__The problem__: Reproduce the whole listing, character for character.
══ Provided data
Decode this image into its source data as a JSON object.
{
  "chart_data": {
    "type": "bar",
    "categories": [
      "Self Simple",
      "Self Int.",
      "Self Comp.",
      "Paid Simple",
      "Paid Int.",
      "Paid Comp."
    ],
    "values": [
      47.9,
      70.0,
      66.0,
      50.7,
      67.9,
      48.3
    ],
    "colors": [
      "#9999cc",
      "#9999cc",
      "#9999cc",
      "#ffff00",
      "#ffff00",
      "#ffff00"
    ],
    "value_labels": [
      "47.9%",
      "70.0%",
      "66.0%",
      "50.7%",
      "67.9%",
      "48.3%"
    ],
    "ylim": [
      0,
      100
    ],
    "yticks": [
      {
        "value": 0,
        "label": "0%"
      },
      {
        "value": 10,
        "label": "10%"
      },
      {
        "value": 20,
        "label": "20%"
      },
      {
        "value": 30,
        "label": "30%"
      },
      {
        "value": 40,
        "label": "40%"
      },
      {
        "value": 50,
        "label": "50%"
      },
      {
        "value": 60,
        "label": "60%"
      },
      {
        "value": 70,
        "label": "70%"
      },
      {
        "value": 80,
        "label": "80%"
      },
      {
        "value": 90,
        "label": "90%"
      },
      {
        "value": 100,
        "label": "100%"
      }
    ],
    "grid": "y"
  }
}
════
__Written reply__:
Decode this image into its source data as a JSON object.
{
  "chart_data": {
    "type": "bar",
    "categories": [
      "Self Simple",
      "Self Int.",
      "Self Comp.",
      "Paid Simple",
      "Paid Int.",
      "Paid Comp."
    ],
    "values": [
      47.9,
      70.0,
      66.0,
      50.7,
      67.9,
      48.3
    ],
    "colors": [
      "#9999cc",
      "#9999cc",
      "#9999cc",
      "#ffff00",
      "#ffff00",
      "#ffff00"
    ],
    "value_labels": [
      "47.9%",
      "70.0%",
      "66.0%",
      "50.7%",
      "67.9%",
      "48.3%"
    ],
    "ylim": [
      0,
      100
    ],
    "yticks": [
      {
        "value": 0,
        "label": "0%"
      },
      {
        "value": 10,
        "label": "10%"
      },
      {
        "value": 20,
        "label": "20%"
      },
      {
        "value": 30,
        "label": "30%"
      },
      {
        "value": 40,
        "label": "40%"
      },
      {
        "value": 50,
        "label": "50%"
      },
      {
        "value": 60,
        "label": "60%"
      },
      {
        "value": 70,
        "label": "70%"
      },
      {
        "value": 80,
        "label": "80%"
      },
      {
        "value": 90,
        "label": "90%"
      },
      {
        "value": 100,
        "label": "100%"
      }
    ],
    "grid": "y"
  }
}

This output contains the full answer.